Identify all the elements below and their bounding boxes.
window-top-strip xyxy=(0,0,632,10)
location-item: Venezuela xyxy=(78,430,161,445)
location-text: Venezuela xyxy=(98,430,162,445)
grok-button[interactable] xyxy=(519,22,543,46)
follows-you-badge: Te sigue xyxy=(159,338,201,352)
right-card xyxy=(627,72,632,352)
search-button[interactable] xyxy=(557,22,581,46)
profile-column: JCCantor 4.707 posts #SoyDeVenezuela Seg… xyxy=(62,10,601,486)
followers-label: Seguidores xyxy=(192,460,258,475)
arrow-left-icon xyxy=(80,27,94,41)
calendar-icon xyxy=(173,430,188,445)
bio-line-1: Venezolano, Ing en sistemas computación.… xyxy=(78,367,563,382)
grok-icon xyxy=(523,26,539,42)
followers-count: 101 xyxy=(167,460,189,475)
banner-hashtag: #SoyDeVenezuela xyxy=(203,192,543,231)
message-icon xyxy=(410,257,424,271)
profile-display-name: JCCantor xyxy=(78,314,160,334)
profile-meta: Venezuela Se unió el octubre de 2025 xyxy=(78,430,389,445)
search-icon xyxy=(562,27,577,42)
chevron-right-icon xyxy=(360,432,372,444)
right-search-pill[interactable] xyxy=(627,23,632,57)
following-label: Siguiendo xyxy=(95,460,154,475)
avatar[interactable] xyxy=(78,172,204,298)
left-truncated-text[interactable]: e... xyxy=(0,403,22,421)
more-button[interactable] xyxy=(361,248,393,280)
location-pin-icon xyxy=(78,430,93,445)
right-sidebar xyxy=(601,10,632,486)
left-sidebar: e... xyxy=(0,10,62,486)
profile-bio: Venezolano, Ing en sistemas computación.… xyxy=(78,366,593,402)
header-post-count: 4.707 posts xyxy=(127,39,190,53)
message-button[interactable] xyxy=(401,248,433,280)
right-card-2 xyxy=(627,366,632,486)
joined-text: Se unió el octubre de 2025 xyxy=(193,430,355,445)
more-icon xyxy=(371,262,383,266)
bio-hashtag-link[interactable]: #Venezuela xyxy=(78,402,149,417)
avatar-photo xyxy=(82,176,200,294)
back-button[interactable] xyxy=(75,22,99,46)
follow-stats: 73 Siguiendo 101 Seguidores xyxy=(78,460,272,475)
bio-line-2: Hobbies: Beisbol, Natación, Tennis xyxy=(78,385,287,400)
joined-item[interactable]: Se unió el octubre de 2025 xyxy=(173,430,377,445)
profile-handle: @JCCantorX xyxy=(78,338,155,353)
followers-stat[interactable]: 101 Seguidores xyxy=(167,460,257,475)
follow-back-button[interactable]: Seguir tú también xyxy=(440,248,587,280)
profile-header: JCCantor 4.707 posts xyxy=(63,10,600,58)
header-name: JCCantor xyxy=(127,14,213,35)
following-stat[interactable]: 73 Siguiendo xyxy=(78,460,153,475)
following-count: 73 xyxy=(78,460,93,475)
________________________
→ **Job**
Reproduce every one of the lines above without changing a single character.

→ **Solution for this problem**
Identify all the elements below and their bounding boxes.
window-top-strip xyxy=(0,0,632,10)
location-item: Venezuela xyxy=(78,430,161,445)
location-text: Venezuela xyxy=(98,430,162,445)
grok-button[interactable] xyxy=(519,22,543,46)
follows-you-badge: Te sigue xyxy=(159,338,201,352)
right-card xyxy=(627,72,632,352)
search-button[interactable] xyxy=(557,22,581,46)
profile-column: JCCantor 4.707 posts #SoyDeVenezuela Seg… xyxy=(62,10,601,486)
followers-label: Seguidores xyxy=(192,460,258,475)
arrow-left-icon xyxy=(80,27,94,41)
calendar-icon xyxy=(173,430,188,445)
bio-line-1: Venezolano, Ing en sistemas computación.… xyxy=(78,367,563,382)
grok-icon xyxy=(523,26,539,42)
followers-count: 101 xyxy=(167,460,189,475)
banner-hashtag: #SoyDeVenezuela xyxy=(203,192,543,231)
message-icon xyxy=(410,257,424,271)
profile-display-name: JCCantor xyxy=(78,314,160,334)
profile-meta: Venezuela Se unió el octubre de 2025 xyxy=(78,430,389,445)
search-icon xyxy=(562,27,577,42)
chevron-right-icon xyxy=(360,432,372,444)
right-search-pill[interactable] xyxy=(627,23,632,57)
following-label: Siguiendo xyxy=(95,460,154,475)
avatar[interactable] xyxy=(78,172,204,298)
left-truncated-text[interactable]: e... xyxy=(0,403,22,421)
more-button[interactable] xyxy=(361,248,393,280)
location-pin-icon xyxy=(78,430,93,445)
right-sidebar xyxy=(601,10,632,486)
left-sidebar: e... xyxy=(0,10,62,486)
profile-bio: Venezolano, Ing en sistemas computación.… xyxy=(78,366,593,402)
header-post-count: 4.707 posts xyxy=(127,39,190,53)
message-button[interactable] xyxy=(401,248,433,280)
right-card-2 xyxy=(627,366,632,486)
joined-text: Se unió el octubre de 2025 xyxy=(193,430,355,445)
more-icon xyxy=(371,262,383,266)
bio-hashtag-link[interactable]: #Venezuela xyxy=(78,402,149,417)
avatar-photo xyxy=(82,176,200,294)
back-button[interactable] xyxy=(75,22,99,46)
follow-stats: 73 Siguiendo 101 Seguidores xyxy=(78,460,272,475)
bio-line-2: Hobbies: Beisbol, Natación, Tennis xyxy=(78,385,287,400)
joined-item[interactable]: Se unió el octubre de 2025 xyxy=(173,430,377,445)
profile-handle: @JCCantorX xyxy=(78,338,155,353)
followers-stat[interactable]: 101 Seguidores xyxy=(167,460,257,475)
follow-back-button[interactable]: Seguir tú también xyxy=(440,248,587,280)
profile-header: JCCantor 4.707 posts xyxy=(63,10,600,58)
header-name: JCCantor xyxy=(127,14,213,35)
following-stat[interactable]: 73 Siguiendo xyxy=(78,460,153,475)
following-count: 73 xyxy=(78,460,93,475)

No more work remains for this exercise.